Required actions:
A. Echo everything in the wine dinner notes from "1989 Ch. d’Armailhac" down to "dried lavender blossoms.", copying it word for word.
B. Answer these questions from the wine dinner notes:
(i) How many people are in the small group that meets a few times a year?
(ii) Which three kinds of mushrooms went into the sauce for the second course?
(iii) Where was the herbes de Provence bought?

Bordeaux, Birds and Barolo
Notes from a wine dinner.
I meet a few times a year with a small group (five people with an
occasional guest to make up a party of six) with the express purpose
of creating occasions to warrant pulling corks on some of the older
bottles in your cellar that you never quite find the proper time to
open. This time around, I was hosting.
We started with boiled quail eggs three ways with Champagne. (Don’t
ask my wife, who wasn’t a dinner attendee, how she likes peeling a
couple of dozen quail eggs!) The eggs were served halved with a dab
of truffle spread, halved with a dab of black olive paste, both topped
with a single caper for an added tiny salty kiss, and whole quail eggs
rolled in za’atar, a middle eastern spice blend that includes (in my
rendition, anyway) sumac, thyme, toasted sesame, marjoram, oregano and
1989 Lasalle Blanc de Blancs Brut – my last bottle of this and I can
now say that every single bottle over the dozen years I enjoyed this
wine offered pleasure. A nice toasty nose with a bit of nuttiness, and
a definite hint of butterscotch, clean on palate and lengthy finish.
I do enjoy mature Champagne!
The next course was something I created from whole cloth (and my
limited imagination) featuring a sauce with chanterelles, morels and
crimini mushrooms briefly sautéed with bits of bacon and shallots, and
then slow cooked with chicken stock, Madeira, Port, Amontillado and a
hint of Sherry wine vinegar, a bit of thyme, and finished with a small
addition of heavy cream (really, only a couple of tbsp or so) with
slices of crispy sweetbread on top.
I had originally thought to pair this course with the Nebbiolos, but
changed my mind and put it with the mature clarets. Burgundy would
have been a superb match with it as well.
1989 Ch. d’Armailhac – although this wine is reaching the end of days,
it offered a decent mature claret nose, elegant in the mouth and
1989 Ch. Clerc Milon – (we thought we might as well match the two
Mouton owned properties) a better nose with marked cedar wood presence
and fairly good currant fruit. Smooth across the tongue with soft
tannin and medium length, this wine has a few more kilometres left in
Next up was a course that featured the omega portion of the alpha and
omega high ‘quaility’ part of the meal. I rubbed quail with herbes de
Provence (I didn’t make this as I had picked it up at a street market
when in Provence, but it usually includes marjoram, thyme, savory,
dried basil, rosemary, sage, fennel seeds and something often omitted
by home cooks, some dried lavender blossoms.

Dataset records:
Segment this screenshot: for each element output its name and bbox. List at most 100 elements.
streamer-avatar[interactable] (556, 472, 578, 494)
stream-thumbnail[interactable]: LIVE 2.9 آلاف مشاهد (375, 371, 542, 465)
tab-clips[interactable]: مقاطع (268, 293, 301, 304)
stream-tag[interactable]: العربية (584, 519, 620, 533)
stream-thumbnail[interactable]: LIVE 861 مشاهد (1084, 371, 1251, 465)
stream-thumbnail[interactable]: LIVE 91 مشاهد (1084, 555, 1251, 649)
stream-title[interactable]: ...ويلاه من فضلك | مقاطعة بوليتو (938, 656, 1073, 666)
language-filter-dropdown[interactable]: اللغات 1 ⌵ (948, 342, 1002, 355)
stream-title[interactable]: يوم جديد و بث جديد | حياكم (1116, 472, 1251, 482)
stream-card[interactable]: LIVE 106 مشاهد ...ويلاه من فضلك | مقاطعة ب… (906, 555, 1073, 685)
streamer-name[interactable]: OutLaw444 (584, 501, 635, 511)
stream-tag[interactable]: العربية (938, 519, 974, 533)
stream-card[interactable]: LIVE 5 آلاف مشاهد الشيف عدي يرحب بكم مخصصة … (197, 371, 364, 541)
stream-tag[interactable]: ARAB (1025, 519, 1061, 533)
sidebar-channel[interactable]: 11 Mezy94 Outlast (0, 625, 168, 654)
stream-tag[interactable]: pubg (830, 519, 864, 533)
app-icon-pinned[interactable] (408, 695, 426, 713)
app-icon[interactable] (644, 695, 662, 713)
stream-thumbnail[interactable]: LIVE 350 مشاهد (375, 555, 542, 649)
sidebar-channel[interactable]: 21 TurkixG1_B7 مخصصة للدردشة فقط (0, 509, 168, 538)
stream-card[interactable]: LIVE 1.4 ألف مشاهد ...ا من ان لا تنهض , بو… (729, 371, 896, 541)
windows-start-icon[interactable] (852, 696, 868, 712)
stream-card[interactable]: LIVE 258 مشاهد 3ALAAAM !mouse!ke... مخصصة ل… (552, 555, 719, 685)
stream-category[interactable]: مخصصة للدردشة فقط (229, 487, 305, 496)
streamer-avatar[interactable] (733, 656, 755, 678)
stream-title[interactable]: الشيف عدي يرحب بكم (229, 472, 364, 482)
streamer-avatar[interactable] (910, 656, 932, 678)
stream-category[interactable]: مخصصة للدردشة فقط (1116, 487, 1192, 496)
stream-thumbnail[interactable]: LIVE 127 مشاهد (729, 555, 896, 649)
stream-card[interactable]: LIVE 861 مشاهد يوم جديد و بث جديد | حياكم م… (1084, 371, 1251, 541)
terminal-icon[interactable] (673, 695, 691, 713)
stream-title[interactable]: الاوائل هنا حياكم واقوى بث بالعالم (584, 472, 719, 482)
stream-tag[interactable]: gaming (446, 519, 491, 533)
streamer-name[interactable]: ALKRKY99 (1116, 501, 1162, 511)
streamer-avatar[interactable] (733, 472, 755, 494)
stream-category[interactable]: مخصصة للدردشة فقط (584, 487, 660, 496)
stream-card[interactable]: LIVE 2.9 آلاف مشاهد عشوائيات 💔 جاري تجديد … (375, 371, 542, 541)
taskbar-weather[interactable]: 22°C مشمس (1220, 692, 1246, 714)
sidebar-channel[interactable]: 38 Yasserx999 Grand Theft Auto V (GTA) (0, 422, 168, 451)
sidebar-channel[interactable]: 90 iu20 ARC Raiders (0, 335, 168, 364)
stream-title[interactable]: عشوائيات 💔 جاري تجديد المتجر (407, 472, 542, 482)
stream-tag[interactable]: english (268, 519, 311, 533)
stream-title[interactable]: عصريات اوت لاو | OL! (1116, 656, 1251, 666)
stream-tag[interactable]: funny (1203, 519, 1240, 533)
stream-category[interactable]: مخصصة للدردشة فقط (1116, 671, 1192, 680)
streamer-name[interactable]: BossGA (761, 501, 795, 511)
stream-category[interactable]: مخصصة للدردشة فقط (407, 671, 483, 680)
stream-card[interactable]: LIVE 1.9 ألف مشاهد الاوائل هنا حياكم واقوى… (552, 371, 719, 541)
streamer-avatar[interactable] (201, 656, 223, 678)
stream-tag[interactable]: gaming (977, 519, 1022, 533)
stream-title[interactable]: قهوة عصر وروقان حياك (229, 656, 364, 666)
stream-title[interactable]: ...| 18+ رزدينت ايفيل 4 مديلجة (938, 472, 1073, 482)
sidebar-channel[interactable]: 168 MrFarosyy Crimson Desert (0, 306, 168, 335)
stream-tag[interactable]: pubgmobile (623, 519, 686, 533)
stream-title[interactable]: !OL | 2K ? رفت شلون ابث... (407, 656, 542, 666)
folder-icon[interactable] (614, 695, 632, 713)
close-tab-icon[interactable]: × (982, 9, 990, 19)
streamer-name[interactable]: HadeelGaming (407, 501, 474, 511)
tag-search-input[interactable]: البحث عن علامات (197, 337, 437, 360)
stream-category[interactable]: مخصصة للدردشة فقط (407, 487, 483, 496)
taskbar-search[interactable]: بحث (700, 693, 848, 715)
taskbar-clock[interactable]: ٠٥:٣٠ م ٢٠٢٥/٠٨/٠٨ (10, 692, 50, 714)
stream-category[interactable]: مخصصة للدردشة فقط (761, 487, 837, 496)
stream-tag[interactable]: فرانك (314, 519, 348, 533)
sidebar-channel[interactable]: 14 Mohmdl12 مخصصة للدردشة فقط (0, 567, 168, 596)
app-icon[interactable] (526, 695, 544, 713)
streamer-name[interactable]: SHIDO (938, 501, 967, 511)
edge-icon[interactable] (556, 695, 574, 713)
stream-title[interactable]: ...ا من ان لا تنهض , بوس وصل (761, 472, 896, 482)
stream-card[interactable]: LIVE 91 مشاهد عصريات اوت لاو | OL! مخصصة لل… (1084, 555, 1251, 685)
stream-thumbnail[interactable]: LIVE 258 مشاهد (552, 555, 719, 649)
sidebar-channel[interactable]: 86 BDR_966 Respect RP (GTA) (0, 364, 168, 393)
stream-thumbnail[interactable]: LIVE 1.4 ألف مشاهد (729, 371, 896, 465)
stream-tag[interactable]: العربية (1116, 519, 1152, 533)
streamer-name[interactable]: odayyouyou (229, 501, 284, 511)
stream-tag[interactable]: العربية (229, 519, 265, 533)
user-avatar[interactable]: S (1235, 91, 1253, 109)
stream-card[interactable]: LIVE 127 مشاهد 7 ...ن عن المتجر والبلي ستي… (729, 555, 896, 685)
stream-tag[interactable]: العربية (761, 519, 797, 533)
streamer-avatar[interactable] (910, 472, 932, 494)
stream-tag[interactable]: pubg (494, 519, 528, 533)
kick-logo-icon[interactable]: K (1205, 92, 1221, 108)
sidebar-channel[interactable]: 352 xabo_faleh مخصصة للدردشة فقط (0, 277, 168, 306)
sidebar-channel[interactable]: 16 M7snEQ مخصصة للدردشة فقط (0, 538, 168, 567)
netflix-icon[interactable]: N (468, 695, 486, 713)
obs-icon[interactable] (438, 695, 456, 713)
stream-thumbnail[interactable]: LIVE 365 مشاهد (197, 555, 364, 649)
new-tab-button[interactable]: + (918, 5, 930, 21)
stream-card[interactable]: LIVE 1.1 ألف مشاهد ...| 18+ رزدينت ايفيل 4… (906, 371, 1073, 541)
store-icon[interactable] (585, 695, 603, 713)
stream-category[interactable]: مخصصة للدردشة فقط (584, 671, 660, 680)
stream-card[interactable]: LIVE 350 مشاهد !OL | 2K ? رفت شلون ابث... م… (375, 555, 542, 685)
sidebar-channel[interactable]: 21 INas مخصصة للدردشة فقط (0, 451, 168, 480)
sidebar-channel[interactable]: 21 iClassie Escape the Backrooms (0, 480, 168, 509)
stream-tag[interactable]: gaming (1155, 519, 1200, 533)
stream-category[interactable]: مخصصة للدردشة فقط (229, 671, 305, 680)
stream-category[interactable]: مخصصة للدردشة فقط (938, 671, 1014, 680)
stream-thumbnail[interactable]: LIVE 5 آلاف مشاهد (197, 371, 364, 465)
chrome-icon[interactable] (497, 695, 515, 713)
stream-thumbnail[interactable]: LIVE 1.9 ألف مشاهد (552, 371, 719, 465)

Solutions in order:
A.
1989 Ch. d’Armailhac – although this wine is reaching the end of days,
it offered a decent mature claret nose, elegant in the mouth and
1989 Ch. Clerc Milon – (we thought we might as well match the two
Mouton owned properties) a better nose with marked cedar wood presence
and fairly good currant fruit. Smooth across the tongue with soft
tannin and medium length, this wine has a few more kilometres left in
Next up was a course that featured the omega portion of the alpha and
omega high ‘quaility’ part of the meal. I rubbed quail with herbes de
Provence (I didn’t make this as I had picked it up at a street market
when in Provence, but it usually includes marjoram, thyme, savory,
dried basil, rosemary, sage, fennel seeds and something often omitted
by home cooks, some dried lavender blossoms.

B.
(i) Five people, with an occasional guest to make up a party of six.
(ii) Chanterelles, morels and crimini mushrooms.
(iii) At a street market in Provence.